### [TASK MATERIAL]
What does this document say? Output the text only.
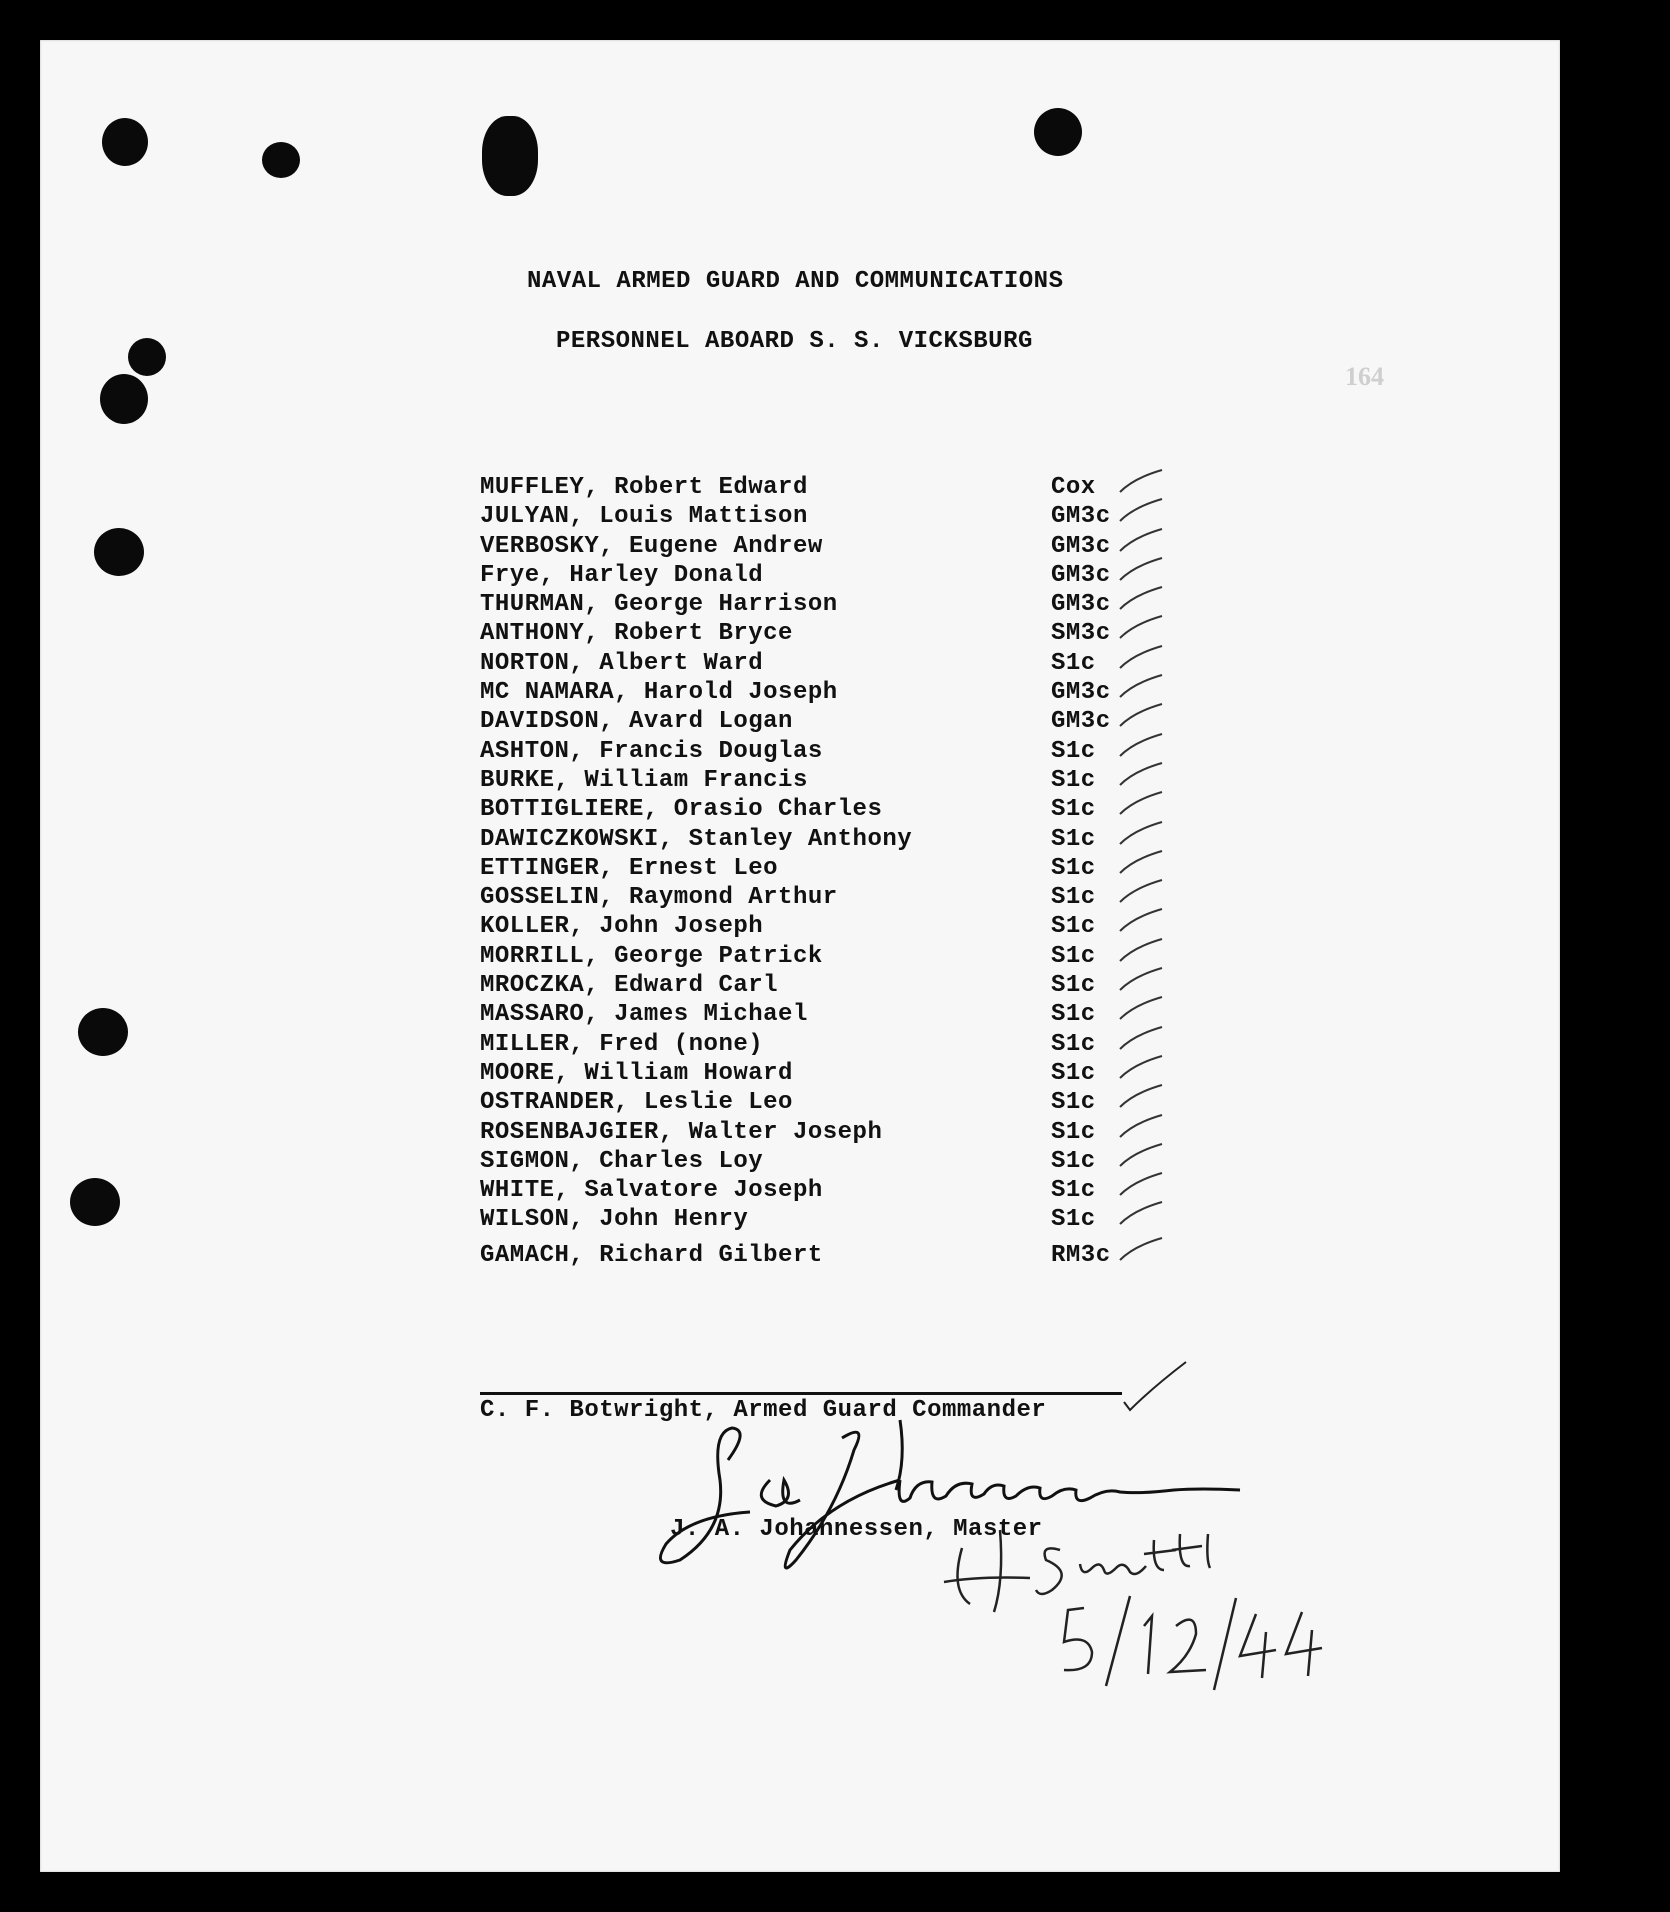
NAVAL ARMED GUARD AND COMMUNICATIONS
PERSONNEL ABOARD S. S. VICKSBURG
164
MUFFLEY, Robert Edward	Cox
JULYAN, Louis Mattison	GM3c
VERBOSKY, Eugene Andrew	GM3c
Frye, Harley Donald	GM3c
THURMAN, George Harrison	GM3c
ANTHONY, Robert Bryce	SM3c
NORTON, Albert Ward	S1c
MC NAMARA, Harold Joseph	GM3c
DAVIDSON, Avard Logan	GM3c
ASHTON, Francis Douglas	S1c
BURKE, William Francis	S1c
BOTTIGLIERE, Orasio Charles	S1c
DAWICZKOWSKI, Stanley Anthony	S1c
ETTINGER, Ernest Leo	S1c
GOSSELIN, Raymond Arthur	S1c
KOLLER, John Joseph	S1c
MORRILL, George Patrick	S1c
MROCZKA, Edward Carl	S1c
MASSARO, James Michael	S1c
MILLER, Fred (none)	S1c
MOORE, William Howard	S1c
OSTRANDER, Leslie Leo	S1c
ROSENBAJGIER, Walter Joseph	S1c
SIGMON, Charles Loy	S1c
WHITE, Salvatore Joseph	S1c
WILSON, John Henry	S1c
GAMACH, Richard Gilbert	RM3c
C. F. Botwright, Armed Guard Commander
J. A. Johannessen, Master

### [WRITTEN PROBLEM]
Without including any pictures, reproduce the listing exactly.

### [CORRECT ANSWER]
What does this document say? Output the text only.
NAVAL ARMED GUARD AND COMMUNICATIONS
PERSONNEL ABOARD S. S. VICKSBURG
164
MUFFLEY, Robert Edward	Cox
JULYAN, Louis Mattison	GM3c
VERBOSKY, Eugene Andrew	GM3c
Frye, Harley Donald	GM3c
THURMAN, George Harrison	GM3c
ANTHONY, Robert Bryce	SM3c
NORTON, Albert Ward	S1c
MC NAMARA, Harold Joseph	GM3c
DAVIDSON, Avard Logan	GM3c
ASHTON, Francis Douglas	S1c
BURKE, William Francis	S1c
BOTTIGLIERE, Orasio Charles	S1c
DAWICZKOWSKI, Stanley Anthony	S1c
ETTINGER, Ernest Leo	S1c
GOSSELIN, Raymond Arthur	S1c
KOLLER, John Joseph	S1c
MORRILL, George Patrick	S1c
MROCZKA, Edward Carl	S1c
MASSARO, James Michael	S1c
MILLER, Fred (none)	S1c
MOORE, William Howard	S1c
OSTRANDER, Leslie Leo	S1c
ROSENBAJGIER, Walter Joseph	S1c
SIGMON, Charles Loy	S1c
WHITE, Salvatore Joseph	S1c
WILSON, John Henry	S1c
GAMACH, Richard Gilbert	RM3c
C. F. Botwright, Armed Guard Commander
J. A. Johannessen, Master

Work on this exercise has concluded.